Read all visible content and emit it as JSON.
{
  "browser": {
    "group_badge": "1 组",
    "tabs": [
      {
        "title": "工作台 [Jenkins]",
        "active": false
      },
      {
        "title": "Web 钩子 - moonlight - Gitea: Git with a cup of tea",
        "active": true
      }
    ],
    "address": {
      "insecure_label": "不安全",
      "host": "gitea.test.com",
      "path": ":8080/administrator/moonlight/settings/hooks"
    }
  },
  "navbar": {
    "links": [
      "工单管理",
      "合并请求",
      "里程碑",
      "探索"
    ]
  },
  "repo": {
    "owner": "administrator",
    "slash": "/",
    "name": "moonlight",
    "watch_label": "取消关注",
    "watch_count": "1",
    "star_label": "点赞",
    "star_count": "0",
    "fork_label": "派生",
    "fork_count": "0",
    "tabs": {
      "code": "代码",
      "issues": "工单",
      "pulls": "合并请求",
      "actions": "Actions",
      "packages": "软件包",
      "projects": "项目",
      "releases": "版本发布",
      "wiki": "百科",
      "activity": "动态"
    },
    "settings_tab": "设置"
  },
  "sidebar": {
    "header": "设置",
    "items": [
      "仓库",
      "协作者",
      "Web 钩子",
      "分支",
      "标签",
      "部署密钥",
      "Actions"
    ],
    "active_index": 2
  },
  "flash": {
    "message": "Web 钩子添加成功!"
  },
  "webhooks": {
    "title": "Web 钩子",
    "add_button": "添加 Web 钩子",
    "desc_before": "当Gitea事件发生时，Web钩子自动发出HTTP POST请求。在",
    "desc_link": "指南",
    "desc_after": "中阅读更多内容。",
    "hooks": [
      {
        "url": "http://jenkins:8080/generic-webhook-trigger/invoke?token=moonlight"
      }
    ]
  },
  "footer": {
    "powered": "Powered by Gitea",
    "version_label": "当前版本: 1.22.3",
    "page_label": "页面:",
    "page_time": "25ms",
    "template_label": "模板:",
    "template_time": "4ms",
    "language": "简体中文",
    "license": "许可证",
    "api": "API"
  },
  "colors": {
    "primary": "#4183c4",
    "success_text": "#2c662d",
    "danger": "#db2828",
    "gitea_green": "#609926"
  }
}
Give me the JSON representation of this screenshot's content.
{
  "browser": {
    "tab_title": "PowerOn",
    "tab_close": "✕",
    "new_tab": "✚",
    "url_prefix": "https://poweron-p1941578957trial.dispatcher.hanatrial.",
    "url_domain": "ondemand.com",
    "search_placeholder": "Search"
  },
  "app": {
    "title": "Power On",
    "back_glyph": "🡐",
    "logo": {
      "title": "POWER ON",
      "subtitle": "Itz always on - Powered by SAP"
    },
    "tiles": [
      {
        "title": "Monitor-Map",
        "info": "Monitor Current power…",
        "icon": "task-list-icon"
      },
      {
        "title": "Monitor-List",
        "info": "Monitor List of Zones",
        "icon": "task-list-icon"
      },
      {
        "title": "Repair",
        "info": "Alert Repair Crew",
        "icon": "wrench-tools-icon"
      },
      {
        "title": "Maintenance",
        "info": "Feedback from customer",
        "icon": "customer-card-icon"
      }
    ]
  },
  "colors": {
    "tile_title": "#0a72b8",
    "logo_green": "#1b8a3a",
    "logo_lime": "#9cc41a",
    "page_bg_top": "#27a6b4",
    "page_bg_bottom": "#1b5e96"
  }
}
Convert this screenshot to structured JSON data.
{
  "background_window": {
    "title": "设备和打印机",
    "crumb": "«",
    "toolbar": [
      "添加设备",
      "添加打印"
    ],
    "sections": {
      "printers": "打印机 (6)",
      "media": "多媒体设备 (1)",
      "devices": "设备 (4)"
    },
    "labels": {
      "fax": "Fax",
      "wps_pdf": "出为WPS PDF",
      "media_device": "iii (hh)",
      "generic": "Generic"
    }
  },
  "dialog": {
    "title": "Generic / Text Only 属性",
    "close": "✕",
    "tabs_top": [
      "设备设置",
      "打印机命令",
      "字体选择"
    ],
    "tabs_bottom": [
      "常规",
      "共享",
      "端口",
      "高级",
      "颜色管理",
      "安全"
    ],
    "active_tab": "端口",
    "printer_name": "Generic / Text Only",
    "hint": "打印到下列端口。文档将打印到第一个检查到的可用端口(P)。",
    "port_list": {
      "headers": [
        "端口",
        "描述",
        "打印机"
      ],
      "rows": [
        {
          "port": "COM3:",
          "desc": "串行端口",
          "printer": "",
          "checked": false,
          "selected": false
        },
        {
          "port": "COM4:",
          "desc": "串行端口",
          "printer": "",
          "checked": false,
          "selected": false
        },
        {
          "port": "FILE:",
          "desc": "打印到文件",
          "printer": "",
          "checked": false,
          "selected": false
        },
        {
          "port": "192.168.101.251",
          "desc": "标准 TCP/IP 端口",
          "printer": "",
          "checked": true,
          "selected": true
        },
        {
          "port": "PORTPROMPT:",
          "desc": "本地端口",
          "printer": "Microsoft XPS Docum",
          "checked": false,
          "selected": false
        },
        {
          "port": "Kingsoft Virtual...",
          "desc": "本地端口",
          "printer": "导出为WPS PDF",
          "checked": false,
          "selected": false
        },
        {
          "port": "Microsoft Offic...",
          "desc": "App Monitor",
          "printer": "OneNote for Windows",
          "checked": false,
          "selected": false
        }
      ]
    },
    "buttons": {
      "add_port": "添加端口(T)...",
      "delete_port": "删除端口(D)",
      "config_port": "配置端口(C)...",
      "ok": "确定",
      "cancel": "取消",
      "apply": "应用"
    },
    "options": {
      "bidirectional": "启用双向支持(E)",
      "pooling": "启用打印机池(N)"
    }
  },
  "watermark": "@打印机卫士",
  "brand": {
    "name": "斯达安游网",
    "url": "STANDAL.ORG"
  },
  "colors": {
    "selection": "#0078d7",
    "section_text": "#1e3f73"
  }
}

### Given exercise
Generate an exact reproduction of all entries.

### Response for this exercise
Read all visible content and emit it as JSON.
{
  "browser": {
    "group_badge": "1 组",
    "tabs": [
      {
        "title": "工作台 [Jenkins]",
        "active": false
      },
      {
        "title": "Web 钩子 - moonlight - Gitea: Git with a cup of tea",
        "active": true
      }
    ],
    "address": {
      "insecure_label": "不安全",
      "host": "gitea.test.com",
      "path": ":8080/administrator/moonlight/settings/hooks"
    }
  },
  "navbar": {
    "links": [
      "工单管理",
      "合并请求",
      "里程碑",
      "探索"
    ]
  },
  "repo": {
    "owner": "administrator",
    "slash": "/",
    "name": "moonlight",
    "watch_label": "取消关注",
    "watch_count": "1",
    "star_label": "点赞",
    "star_count": "0",
    "fork_label": "派生",
    "fork_count": "0",
    "tabs": {
      "code": "代码",
      "issues": "工单",
      "pulls": "合并请求",
      "actions": "Actions",
      "packages": "软件包",
      "projects": "项目",
      "releases": "版本发布",
      "wiki": "百科",
      "activity": "动态"
    },
    "settings_tab": "设置"
  },
  "sidebar": {
    "header": "设置",
    "items": [
      "仓库",
      "协作者",
      "Web 钩子",
      "分支",
      "标签",
      "部署密钥",
      "Actions"
    ],
    "active_index": 2
  },
  "flash": {
    "message": "Web 钩子添加成功!"
  },
  "webhooks": {
    "title": "Web 钩子",
    "add_button": "添加 Web 钩子",
    "desc_before": "当Gitea事件发生时，Web钩子自动发出HTTP POST请求。在",
    "desc_link": "指南",
    "desc_after": "中阅读更多内容。",
    "hooks": [
      {
        "url": "http://jenkins:8080/generic-webhook-trigger/invoke?token=moonlight"
      }
    ]
  },
  "footer": {
    "powered": "Powered by Gitea",
    "version_label": "当前版本: 1.22.3",
    "page_label": "页面:",
    "page_time": "25ms",
    "template_label": "模板:",
    "template_time": "4ms",
    "language": "简体中文",
    "license": "许可证",
    "api": "API"
  },
  "colors": {
    "primary": "#4183c4",
    "success_text": "#2c662d",
    "danger": "#db2828",
    "gitea_green": "#609926"
  }
}
Give me the JSON representation of this screenshot's content.
{
  "browser": {
    "tab_title": "PowerOn",
    "tab_close": "✕",
    "new_tab": "✚",
    "url_prefix": "https://poweron-p1941578957trial.dispatcher.hanatrial.",
    "url_domain": "ondemand.com",
    "search_placeholder": "Search"
  },
  "app": {
    "title": "Power On",
    "back_glyph": "🡐",
    "logo": {
      "title": "POWER ON",
      "subtitle": "Itz always on - Powered by SAP"
    },
    "tiles": [
      {
        "title": "Monitor-Map",
        "info": "Monitor Current power…",
        "icon": "task-list-icon"
      },
      {
        "title": "Monitor-List",
        "info": "Monitor List of Zones",
        "icon": "task-list-icon"
      },
      {
        "title": "Repair",
        "info": "Alert Repair Crew",
        "icon": "wrench-tools-icon"
      },
      {
        "title": "Maintenance",
        "info": "Feedback from customer",
        "icon": "customer-card-icon"
      }
    ]
  },
  "colors": {
    "tile_title": "#0a72b8",
    "logo_green": "#1b8a3a",
    "logo_lime": "#9cc41a",
    "page_bg_top": "#27a6b4",
    "page_bg_bottom": "#1b5e96"
  }
}
Convert this screenshot to structured JSON data.
{
  "background_window": {
    "title": "设备和打印机",
    "crumb": "«",
    "toolbar": [
      "添加设备",
      "添加打印"
    ],
    "sections": {
      "printers": "打印机 (6)",
      "media": "多媒体设备 (1)",
      "devices": "设备 (4)"
    },
    "labels": {
      "fax": "Fax",
      "wps_pdf": "出为WPS PDF",
      "media_device": "iii (hh)",
      "generic": "Generic"
    }
  },
  "dialog": {
    "title": "Generic / Text Only 属性",
    "close": "✕",
    "tabs_top": [
      "设备设置",
      "打印机命令",
      "字体选择"
    ],
    "tabs_bottom": [
      "常规",
      "共享",
      "端口",
      "高级",
      "颜色管理",
      "安全"
    ],
    "active_tab": "端口",
    "printer_name": "Generic / Text Only",
    "hint": "打印到下列端口。文档将打印到第一个检查到的可用端口(P)。",
    "port_list": {
      "headers": [
        "端口",
        "描述",
        "打印机"
      ],
      "rows": [
        {
          "port": "COM3:",
          "desc": "串行端口",
          "printer": "",
          "checked": false,
          "selected": false
        },
        {
          "port": "COM4:",
          "desc": "串行端口",
          "printer": "",
          "checked": false,
          "selected": false
        },
        {
          "port": "FILE:",
          "desc": "打印到文件",
          "printer": "",
          "checked": false,
          "selected": false
        },
        {
          "port": "192.168.101.251",
          "desc": "标准 TCP/IP 端口",
          "printer": "",
          "checked": true,
          "selected": true
        },
        {
          "port": "PORTPROMPT:",
          "desc": "本地端口",
          "printer": "Microsoft XPS Docum",
          "checked": false,
          "selected": false
        },
        {
          "port": "Kingsoft Virtual...",
          "desc": "本地端口",
          "printer": "导出为WPS PDF",
          "checked": false,
          "selected": false
        },
        {
          "port": "Microsoft Offic...",
          "desc": "App Monitor",
          "printer": "OneNote for Windows",
          "checked": false,
          "selected": false
        }
      ]
    },
    "buttons": {
      "add_port": "添加端口(T)...",
      "delete_port": "删除端口(D)",
      "config_port": "配置端口(C)...",
      "ok": "确定",
      "cancel": "取消",
      "apply": "应用"
    },
    "options": {
      "bidirectional": "启用双向支持(E)",
      "pooling": "启用打印机池(N)"
    }
  },
  "watermark": "@打印机卫士",
  "brand": {
    "name": "斯达安游网",
    "url": "STANDAL.ORG"
  },
  "colors": {
    "selection": "#0078d7",
    "section_text": "#1e3f73"
  }
}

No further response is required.